** begin Dataset entries **

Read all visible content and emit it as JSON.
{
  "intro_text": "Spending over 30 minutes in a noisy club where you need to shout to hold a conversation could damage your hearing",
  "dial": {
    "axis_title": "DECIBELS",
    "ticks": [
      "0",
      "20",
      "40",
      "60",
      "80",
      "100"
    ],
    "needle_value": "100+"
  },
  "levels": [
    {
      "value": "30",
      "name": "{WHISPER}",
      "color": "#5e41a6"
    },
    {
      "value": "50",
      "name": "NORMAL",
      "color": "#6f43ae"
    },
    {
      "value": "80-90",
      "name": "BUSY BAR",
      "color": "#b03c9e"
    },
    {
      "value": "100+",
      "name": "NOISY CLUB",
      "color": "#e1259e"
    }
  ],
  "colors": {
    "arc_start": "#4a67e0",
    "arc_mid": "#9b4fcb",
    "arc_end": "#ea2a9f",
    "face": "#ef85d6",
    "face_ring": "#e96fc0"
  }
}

** end Dataset entries **
** begin Dataset entries **

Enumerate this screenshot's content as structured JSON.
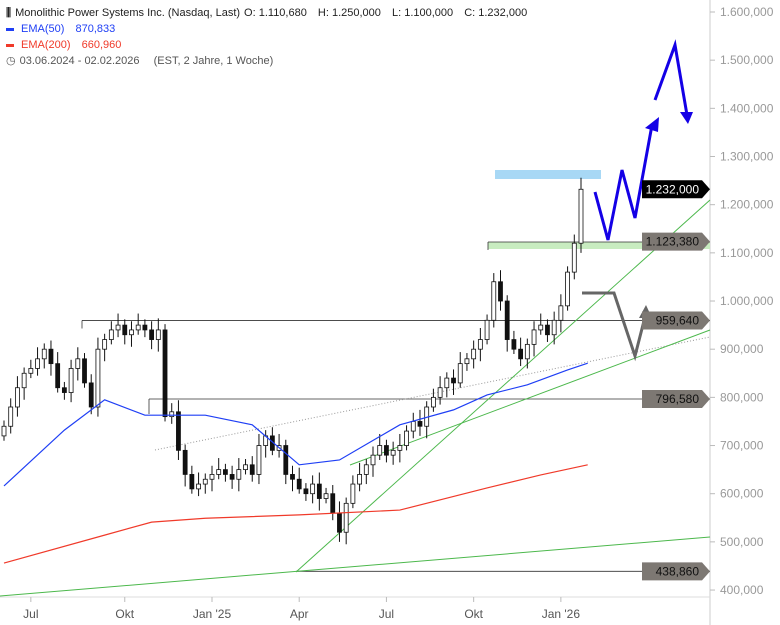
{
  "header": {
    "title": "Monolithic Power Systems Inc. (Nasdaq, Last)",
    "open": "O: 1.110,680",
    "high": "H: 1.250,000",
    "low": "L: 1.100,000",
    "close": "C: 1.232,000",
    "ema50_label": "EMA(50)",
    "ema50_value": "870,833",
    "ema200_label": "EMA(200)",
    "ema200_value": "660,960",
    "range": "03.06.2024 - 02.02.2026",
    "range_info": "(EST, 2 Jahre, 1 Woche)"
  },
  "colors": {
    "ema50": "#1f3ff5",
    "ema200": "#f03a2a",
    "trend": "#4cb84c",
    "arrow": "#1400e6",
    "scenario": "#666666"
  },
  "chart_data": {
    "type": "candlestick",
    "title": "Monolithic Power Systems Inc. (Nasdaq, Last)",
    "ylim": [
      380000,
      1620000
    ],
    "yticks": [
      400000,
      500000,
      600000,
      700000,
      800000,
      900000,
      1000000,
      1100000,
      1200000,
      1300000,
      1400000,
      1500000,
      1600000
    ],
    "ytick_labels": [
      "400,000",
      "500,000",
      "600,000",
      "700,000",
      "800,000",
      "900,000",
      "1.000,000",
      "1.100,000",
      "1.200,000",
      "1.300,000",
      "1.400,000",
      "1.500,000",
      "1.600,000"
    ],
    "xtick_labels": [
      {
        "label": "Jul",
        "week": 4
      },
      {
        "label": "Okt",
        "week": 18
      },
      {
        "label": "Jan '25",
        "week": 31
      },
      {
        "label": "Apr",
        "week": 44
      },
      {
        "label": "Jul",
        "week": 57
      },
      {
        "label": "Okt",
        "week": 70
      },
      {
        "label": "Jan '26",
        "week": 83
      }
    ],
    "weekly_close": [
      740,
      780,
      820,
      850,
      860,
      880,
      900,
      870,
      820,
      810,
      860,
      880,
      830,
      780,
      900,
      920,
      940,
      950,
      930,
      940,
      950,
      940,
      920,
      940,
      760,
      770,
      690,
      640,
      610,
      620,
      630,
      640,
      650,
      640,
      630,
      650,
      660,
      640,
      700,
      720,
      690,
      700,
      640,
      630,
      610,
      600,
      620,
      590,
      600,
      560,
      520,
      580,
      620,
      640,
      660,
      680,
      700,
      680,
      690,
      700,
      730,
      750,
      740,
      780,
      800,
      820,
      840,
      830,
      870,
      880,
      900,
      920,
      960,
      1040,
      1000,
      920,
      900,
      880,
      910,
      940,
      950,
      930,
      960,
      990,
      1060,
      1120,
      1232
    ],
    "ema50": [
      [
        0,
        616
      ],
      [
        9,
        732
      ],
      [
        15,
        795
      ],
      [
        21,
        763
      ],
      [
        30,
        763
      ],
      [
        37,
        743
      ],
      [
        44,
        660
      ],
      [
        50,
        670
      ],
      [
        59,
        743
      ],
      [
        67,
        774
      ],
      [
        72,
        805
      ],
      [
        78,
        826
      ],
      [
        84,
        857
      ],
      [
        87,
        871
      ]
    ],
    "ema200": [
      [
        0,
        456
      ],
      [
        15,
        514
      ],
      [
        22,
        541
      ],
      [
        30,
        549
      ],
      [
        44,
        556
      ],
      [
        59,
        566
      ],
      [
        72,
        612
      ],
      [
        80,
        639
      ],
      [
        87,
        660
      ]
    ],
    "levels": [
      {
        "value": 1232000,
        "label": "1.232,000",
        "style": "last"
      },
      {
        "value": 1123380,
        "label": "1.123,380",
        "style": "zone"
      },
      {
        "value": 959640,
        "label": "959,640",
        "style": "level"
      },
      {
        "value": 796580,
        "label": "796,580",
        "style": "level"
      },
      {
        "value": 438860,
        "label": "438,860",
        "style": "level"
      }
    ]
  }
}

** end Dataset entries **

- Direction
From the listing above, copy every line that includes the word "name".

- Written solution
      "name": "{WHISPER}",
      "name": "NORMAL",
      "name": "BUSY BAR",
      "name": "NOISY CLUB",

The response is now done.